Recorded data
= = = =

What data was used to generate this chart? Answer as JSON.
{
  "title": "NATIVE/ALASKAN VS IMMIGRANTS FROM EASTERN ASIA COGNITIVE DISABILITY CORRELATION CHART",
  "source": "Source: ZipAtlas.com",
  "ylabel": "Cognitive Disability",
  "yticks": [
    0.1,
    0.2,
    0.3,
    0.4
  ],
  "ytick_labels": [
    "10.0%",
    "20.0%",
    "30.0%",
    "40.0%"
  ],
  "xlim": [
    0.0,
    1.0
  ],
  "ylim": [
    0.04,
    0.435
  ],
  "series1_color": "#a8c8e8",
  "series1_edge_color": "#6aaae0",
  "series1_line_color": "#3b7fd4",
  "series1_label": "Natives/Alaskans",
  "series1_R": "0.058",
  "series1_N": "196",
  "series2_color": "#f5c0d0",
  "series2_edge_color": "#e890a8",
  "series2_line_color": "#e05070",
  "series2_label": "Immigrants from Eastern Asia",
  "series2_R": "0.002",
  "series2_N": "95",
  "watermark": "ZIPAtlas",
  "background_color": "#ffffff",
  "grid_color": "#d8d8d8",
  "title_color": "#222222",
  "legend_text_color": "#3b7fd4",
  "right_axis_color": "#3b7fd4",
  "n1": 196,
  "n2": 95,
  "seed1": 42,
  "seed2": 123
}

= = = =

◆ SHORT TASK
Every entry needs to be retyped exactly.

◆ FINAL ANSWER
What data was used to generate this chart? Answer as JSON.
{
  "title": "NATIVE/ALASKAN VS IMMIGRANTS FROM EASTERN ASIA COGNITIVE DISABILITY CORRELATION CHART",
  "source": "Source: ZipAtlas.com",
  "ylabel": "Cognitive Disability",
  "yticks": [
    0.1,
    0.2,
    0.3,
    0.4
  ],
  "ytick_labels": [
    "10.0%",
    "20.0%",
    "30.0%",
    "40.0%"
  ],
  "xlim": [
    0.0,
    1.0
  ],
  "ylim": [
    0.04,
    0.435
  ],
  "series1_color": "#a8c8e8",
  "series1_edge_color": "#6aaae0",
  "series1_line_color": "#3b7fd4",
  "series1_label": "Natives/Alaskans",
  "series1_R": "0.058",
  "series1_N": "196",
  "series2_color": "#f5c0d0",
  "series2_edge_color": "#e890a8",
  "series2_line_color": "#e05070",
  "series2_label": "Immigrants from Eastern Asia",
  "series2_R": "0.002",
  "series2_N": "95",
  "watermark": "ZIPAtlas",
  "background_color": "#ffffff",
  "grid_color": "#d8d8d8",
  "title_color": "#222222",
  "legend_text_color": "#3b7fd4",
  "right_axis_color": "#3b7fd4",
  "n1": 196,
  "n2": 95,
  "seed1": 42,
  "seed2": 123
}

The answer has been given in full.